**Exercise task:** Every record below should be printed exactly as given.
:: Dataset entries
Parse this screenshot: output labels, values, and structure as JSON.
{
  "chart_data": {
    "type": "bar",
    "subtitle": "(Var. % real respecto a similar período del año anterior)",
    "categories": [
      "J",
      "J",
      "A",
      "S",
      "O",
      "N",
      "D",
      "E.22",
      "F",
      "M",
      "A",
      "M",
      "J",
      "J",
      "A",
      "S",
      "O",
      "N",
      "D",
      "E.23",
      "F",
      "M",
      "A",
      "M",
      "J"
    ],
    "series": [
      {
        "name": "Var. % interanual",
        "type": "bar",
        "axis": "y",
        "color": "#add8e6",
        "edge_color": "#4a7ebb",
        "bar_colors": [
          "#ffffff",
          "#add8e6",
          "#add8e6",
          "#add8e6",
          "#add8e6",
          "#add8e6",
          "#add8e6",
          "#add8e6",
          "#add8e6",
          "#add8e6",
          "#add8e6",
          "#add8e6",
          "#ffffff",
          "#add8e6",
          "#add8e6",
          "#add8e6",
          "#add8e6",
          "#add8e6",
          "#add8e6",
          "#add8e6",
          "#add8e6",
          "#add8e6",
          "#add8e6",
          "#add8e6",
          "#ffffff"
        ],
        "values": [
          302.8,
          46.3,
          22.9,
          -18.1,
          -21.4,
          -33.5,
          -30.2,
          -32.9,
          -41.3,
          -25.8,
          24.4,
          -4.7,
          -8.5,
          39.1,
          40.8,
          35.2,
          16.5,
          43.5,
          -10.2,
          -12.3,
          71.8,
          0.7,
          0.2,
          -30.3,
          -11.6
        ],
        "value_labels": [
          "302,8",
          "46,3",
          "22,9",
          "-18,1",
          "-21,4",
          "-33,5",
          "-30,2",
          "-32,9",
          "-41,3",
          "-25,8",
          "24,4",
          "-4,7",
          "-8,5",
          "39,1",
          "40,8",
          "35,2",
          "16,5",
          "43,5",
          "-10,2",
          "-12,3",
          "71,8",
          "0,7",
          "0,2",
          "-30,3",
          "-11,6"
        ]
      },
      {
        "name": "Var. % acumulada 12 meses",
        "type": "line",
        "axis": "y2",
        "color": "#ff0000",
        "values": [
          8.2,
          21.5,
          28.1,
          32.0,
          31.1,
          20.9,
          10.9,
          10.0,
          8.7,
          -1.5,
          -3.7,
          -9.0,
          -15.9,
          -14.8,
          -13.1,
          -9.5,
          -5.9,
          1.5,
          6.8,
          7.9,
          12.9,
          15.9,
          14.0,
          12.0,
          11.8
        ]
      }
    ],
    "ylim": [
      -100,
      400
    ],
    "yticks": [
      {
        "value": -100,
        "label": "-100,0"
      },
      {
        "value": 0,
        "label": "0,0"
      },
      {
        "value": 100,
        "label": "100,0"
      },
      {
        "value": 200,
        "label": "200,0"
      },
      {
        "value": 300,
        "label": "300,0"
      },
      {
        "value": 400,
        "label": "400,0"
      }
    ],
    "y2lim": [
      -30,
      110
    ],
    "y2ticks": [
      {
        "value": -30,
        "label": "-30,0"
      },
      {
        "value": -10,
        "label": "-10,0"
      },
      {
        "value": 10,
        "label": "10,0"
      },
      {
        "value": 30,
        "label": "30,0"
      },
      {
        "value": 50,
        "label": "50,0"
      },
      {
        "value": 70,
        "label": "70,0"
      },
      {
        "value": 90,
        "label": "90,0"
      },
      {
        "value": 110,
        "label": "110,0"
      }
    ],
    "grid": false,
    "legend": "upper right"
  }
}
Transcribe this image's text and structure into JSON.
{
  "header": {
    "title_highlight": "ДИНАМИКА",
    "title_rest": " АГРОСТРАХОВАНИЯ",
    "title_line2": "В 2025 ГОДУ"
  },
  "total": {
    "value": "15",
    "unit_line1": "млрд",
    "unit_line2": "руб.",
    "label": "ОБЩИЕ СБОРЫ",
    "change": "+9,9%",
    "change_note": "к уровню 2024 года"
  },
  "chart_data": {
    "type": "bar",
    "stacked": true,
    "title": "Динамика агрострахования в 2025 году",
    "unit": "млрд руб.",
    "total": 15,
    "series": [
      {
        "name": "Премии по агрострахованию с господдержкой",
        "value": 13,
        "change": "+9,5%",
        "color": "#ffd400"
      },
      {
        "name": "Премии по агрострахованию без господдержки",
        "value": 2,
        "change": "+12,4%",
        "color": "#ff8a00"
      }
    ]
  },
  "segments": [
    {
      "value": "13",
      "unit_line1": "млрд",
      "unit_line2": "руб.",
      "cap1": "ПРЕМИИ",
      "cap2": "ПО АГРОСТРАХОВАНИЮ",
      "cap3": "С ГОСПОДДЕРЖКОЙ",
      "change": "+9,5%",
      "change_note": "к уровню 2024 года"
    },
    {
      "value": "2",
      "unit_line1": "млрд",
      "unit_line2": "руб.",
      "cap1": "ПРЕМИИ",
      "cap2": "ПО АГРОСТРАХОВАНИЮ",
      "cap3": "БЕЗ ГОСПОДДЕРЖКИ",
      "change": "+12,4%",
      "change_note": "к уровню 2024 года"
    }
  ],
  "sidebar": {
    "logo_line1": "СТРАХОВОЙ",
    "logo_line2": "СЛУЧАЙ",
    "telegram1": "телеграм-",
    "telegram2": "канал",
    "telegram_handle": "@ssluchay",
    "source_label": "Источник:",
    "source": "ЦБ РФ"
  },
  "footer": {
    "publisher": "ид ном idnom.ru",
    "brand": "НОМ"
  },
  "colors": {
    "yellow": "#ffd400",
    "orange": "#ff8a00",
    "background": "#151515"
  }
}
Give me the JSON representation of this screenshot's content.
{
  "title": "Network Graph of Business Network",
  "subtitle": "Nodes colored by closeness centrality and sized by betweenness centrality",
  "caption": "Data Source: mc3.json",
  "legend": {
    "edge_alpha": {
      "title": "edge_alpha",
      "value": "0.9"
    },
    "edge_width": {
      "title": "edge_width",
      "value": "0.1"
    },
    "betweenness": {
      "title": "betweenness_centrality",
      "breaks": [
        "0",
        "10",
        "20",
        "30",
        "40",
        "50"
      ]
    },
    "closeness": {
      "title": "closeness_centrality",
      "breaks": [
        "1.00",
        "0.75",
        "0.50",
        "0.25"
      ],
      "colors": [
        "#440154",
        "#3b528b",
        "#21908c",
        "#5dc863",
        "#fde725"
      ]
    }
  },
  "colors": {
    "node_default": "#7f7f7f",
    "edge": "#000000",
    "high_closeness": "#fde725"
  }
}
::::
**Solution:**
Parse this screenshot: output labels, values, and structure as JSON.
{
  "chart_data": {
    "type": "bar",
    "subtitle": "(Var. % real respecto a similar período del año anterior)",
    "categories": [
      "J",
      "J",
      "A",
      "S",
      "O",
      "N",
      "D",
      "E.22",
      "F",
      "M",
      "A",
      "M",
      "J",
      "J",
      "A",
      "S",
      "O",
      "N",
      "D",
      "E.23",
      "F",
      "M",
      "A",
      "M",
      "J"
    ],
    "series": [
      {
        "name": "Var. % interanual",
        "type": "bar",
        "axis": "y",
        "color": "#add8e6",
        "edge_color": "#4a7ebb",
        "bar_colors": [
          "#ffffff",
          "#add8e6",
          "#add8e6",
          "#add8e6",
          "#add8e6",
          "#add8e6",
          "#add8e6",
          "#add8e6",
          "#add8e6",
          "#add8e6",
          "#add8e6",
          "#add8e6",
          "#ffffff",
          "#add8e6",
          "#add8e6",
          "#add8e6",
          "#add8e6",
          "#add8e6",
          "#add8e6",
          "#add8e6",
          "#add8e6",
          "#add8e6",
          "#add8e6",
          "#add8e6",
          "#ffffff"
        ],
        "values": [
          302.8,
          46.3,
          22.9,
          -18.1,
          -21.4,
          -33.5,
          -30.2,
          -32.9,
          -41.3,
          -25.8,
          24.4,
          -4.7,
          -8.5,
          39.1,
          40.8,
          35.2,
          16.5,
          43.5,
          -10.2,
          -12.3,
          71.8,
          0.7,
          0.2,
          -30.3,
          -11.6
        ],
        "value_labels": [
          "302,8",
          "46,3",
          "22,9",
          "-18,1",
          "-21,4",
          "-33,5",
          "-30,2",
          "-32,9",
          "-41,3",
          "-25,8",
          "24,4",
          "-4,7",
          "-8,5",
          "39,1",
          "40,8",
          "35,2",
          "16,5",
          "43,5",
          "-10,2",
          "-12,3",
          "71,8",
          "0,7",
          "0,2",
          "-30,3",
          "-11,6"
        ]
      },
      {
        "name": "Var. % acumulada 12 meses",
        "type": "line",
        "axis": "y2",
        "color": "#ff0000",
        "values": [
          8.2,
          21.5,
          28.1,
          32.0,
          31.1,
          20.9,
          10.9,
          10.0,
          8.7,
          -1.5,
          -3.7,
          -9.0,
          -15.9,
          -14.8,
          -13.1,
          -9.5,
          -5.9,
          1.5,
          6.8,
          7.9,
          12.9,
          15.9,
          14.0,
          12.0,
          11.8
        ]
      }
    ],
    "ylim": [
      -100,
      400
    ],
    "yticks": [
      {
        "value": -100,
        "label": "-100,0"
      },
      {
        "value": 0,
        "label": "0,0"
      },
      {
        "value": 100,
        "label": "100,0"
      },
      {
        "value": 200,
        "label": "200,0"
      },
      {
        "value": 300,
        "label": "300,0"
      },
      {
        "value": 400,
        "label": "400,0"
      }
    ],
    "y2lim": [
      -30,
      110
    ],
    "y2ticks": [
      {
        "value": -30,
        "label": "-30,0"
      },
      {
        "value": -10,
        "label": "-10,0"
      },
      {
        "value": 10,
        "label": "10,0"
      },
      {
        "value": 30,
        "label": "30,0"
      },
      {
        "value": 50,
        "label": "50,0"
      },
      {
        "value": 70,
        "label": "70,0"
      },
      {
        "value": 90,
        "label": "90,0"
      },
      {
        "value": 110,
        "label": "110,0"
      }
    ],
    "grid": false,
    "legend": "upper right"
  }
}
Transcribe this image's text and structure into JSON.
{
  "header": {
    "title_highlight": "ДИНАМИКА",
    "title_rest": " АГРОСТРАХОВАНИЯ",
    "title_line2": "В 2025 ГОДУ"
  },
  "total": {
    "value": "15",
    "unit_line1": "млрд",
    "unit_line2": "руб.",
    "label": "ОБЩИЕ СБОРЫ",
    "change": "+9,9%",
    "change_note": "к уровню 2024 года"
  },
  "chart_data": {
    "type": "bar",
    "stacked": true,
    "title": "Динамика агрострахования в 2025 году",
    "unit": "млрд руб.",
    "total": 15,
    "series": [
      {
        "name": "Премии по агрострахованию с господдержкой",
        "value": 13,
        "change": "+9,5%",
        "color": "#ffd400"
      },
      {
        "name": "Премии по агрострахованию без господдержки",
        "value": 2,
        "change": "+12,4%",
        "color": "#ff8a00"
      }
    ]
  },
  "segments": [
    {
      "value": "13",
      "unit_line1": "млрд",
      "unit_line2": "руб.",
      "cap1": "ПРЕМИИ",
      "cap2": "ПО АГРОСТРАХОВАНИЮ",
      "cap3": "С ГОСПОДДЕРЖКОЙ",
      "change": "+9,5%",
      "change_note": "к уровню 2024 года"
    },
    {
      "value": "2",
      "unit_line1": "млрд",
      "unit_line2": "руб.",
      "cap1": "ПРЕМИИ",
      "cap2": "ПО АГРОСТРАХОВАНИЮ",
      "cap3": "БЕЗ ГОСПОДДЕРЖКИ",
      "change": "+12,4%",
      "change_note": "к уровню 2024 года"
    }
  ],
  "sidebar": {
    "logo_line1": "СТРАХОВОЙ",
    "logo_line2": "СЛУЧАЙ",
    "telegram1": "телеграм-",
    "telegram2": "канал",
    "telegram_handle": "@ssluchay",
    "source_label": "Источник:",
    "source": "ЦБ РФ"
  },
  "footer": {
    "publisher": "ид ном idnom.ru",
    "brand": "НОМ"
  },
  "colors": {
    "yellow": "#ffd400",
    "orange": "#ff8a00",
    "background": "#151515"
  }
}
Give me the JSON representation of this screenshot's content.
{
  "title": "Network Graph of Business Network",
  "subtitle": "Nodes colored by closeness centrality and sized by betweenness centrality",
  "caption": "Data Source: mc3.json",
  "legend": {
    "edge_alpha": {
      "title": "edge_alpha",
      "value": "0.9"
    },
    "edge_width": {
      "title": "edge_width",
      "value": "0.1"
    },
    "betweenness": {
      "title": "betweenness_centrality",
      "breaks": [
        "0",
        "10",
        "20",
        "30",
        "40",
        "50"
      ]
    },
    "closeness": {
      "title": "closeness_centrality",
      "breaks": [
        "1.00",
        "0.75",
        "0.50",
        "0.25"
      ],
      "colors": [
        "#440154",
        "#3b528b",
        "#21908c",
        "#5dc863",
        "#fde725"
      ]
    }
  },
  "colors": {
    "node_default": "#7f7f7f",
    "edge": "#000000",
    "high_closeness": "#fde725"
  }
}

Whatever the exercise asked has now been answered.